» **CHALLENGE**
Work out how many lines contain "marker". Reply with the count alone.

===== INFORMATION SHOWN =====

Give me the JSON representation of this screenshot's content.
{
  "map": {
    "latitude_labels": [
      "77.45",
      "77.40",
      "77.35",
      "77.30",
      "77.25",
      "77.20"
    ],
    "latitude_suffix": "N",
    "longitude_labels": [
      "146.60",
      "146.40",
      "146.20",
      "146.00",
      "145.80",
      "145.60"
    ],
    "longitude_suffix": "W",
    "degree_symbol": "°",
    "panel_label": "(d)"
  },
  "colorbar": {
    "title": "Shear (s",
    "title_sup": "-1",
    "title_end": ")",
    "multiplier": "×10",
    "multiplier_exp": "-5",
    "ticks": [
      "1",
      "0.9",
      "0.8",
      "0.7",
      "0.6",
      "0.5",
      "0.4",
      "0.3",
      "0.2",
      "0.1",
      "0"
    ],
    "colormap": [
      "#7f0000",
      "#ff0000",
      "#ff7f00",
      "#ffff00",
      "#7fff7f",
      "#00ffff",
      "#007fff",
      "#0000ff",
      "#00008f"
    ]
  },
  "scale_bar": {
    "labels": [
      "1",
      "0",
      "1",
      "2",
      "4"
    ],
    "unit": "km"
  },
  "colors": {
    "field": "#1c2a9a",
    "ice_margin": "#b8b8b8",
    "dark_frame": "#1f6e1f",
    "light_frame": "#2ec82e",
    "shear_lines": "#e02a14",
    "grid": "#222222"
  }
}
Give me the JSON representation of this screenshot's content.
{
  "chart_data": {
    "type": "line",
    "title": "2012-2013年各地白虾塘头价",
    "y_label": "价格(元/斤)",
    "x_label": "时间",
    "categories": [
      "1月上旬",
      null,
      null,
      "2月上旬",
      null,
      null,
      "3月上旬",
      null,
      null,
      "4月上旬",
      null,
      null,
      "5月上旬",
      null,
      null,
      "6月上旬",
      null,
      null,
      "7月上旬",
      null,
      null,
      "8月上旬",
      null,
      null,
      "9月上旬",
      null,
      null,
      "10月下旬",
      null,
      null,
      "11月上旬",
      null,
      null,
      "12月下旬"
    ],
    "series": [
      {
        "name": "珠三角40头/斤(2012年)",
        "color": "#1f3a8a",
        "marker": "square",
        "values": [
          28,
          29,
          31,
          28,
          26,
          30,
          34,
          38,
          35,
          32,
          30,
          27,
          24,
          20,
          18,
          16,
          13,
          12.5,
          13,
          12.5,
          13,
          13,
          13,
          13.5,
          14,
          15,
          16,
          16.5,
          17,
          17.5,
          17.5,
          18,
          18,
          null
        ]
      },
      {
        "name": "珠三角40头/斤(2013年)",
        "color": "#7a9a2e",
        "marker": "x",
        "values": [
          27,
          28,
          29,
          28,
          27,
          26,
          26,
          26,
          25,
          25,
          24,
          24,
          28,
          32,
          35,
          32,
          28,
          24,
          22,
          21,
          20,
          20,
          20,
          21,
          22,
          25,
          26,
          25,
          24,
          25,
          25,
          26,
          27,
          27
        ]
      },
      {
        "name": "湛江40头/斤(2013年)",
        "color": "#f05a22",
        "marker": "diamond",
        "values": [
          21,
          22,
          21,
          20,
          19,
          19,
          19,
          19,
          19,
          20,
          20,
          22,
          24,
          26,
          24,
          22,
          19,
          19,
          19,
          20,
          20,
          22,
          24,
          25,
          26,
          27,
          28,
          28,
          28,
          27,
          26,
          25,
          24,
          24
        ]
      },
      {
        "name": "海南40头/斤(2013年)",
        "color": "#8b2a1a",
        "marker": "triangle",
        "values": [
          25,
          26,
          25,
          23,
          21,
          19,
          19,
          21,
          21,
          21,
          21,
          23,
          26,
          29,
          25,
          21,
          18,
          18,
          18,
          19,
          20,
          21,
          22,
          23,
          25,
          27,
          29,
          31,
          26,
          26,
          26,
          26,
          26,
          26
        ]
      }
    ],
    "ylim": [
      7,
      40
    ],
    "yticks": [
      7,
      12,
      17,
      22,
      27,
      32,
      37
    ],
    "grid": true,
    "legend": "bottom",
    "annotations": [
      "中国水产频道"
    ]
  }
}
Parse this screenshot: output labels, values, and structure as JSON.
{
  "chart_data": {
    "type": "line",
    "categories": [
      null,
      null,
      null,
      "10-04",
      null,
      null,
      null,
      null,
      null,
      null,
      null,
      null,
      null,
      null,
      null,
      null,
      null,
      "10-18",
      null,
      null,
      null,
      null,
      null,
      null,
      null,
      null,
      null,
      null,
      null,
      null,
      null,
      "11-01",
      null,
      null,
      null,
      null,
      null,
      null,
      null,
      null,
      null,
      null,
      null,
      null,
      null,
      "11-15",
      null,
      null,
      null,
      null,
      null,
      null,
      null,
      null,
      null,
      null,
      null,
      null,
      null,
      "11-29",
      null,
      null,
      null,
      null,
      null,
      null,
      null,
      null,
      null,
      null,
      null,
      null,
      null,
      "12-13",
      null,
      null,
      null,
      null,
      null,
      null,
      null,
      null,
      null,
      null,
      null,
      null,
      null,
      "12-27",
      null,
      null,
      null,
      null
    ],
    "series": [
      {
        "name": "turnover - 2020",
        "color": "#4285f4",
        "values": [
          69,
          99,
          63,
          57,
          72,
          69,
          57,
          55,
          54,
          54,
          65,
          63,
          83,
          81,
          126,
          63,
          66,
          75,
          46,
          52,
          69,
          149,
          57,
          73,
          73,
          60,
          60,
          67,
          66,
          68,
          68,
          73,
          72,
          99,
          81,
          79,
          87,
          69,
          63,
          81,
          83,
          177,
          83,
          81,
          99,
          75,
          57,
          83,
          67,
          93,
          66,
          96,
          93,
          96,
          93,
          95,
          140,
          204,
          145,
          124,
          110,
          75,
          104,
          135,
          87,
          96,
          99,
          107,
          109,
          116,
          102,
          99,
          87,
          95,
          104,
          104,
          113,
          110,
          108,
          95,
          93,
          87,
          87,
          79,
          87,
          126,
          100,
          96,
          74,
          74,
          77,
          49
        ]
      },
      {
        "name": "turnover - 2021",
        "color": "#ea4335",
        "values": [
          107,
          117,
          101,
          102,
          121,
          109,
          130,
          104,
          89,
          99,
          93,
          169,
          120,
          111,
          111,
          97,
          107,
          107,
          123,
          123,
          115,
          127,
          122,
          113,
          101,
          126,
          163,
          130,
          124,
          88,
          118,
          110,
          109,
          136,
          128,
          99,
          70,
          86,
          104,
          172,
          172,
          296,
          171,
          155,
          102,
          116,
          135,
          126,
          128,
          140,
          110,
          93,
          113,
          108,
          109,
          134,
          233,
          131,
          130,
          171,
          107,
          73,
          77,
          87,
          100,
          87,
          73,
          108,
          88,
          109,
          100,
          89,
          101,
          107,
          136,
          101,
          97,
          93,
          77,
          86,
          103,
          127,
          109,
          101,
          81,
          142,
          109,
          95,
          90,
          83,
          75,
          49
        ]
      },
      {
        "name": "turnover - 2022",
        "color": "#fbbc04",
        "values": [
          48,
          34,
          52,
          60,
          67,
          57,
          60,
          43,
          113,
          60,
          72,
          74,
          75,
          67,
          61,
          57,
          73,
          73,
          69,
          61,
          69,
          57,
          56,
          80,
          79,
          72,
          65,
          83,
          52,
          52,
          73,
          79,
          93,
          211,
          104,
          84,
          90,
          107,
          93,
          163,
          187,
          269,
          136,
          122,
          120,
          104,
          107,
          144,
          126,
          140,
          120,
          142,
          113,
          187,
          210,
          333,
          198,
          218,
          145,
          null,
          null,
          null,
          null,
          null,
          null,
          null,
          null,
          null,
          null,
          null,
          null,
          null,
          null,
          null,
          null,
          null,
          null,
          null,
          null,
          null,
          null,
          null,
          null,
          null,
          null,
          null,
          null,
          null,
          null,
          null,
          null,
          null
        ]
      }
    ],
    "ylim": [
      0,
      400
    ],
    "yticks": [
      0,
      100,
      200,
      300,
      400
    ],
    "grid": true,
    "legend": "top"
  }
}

=====

» **ANSWER FOR THE TASK**
4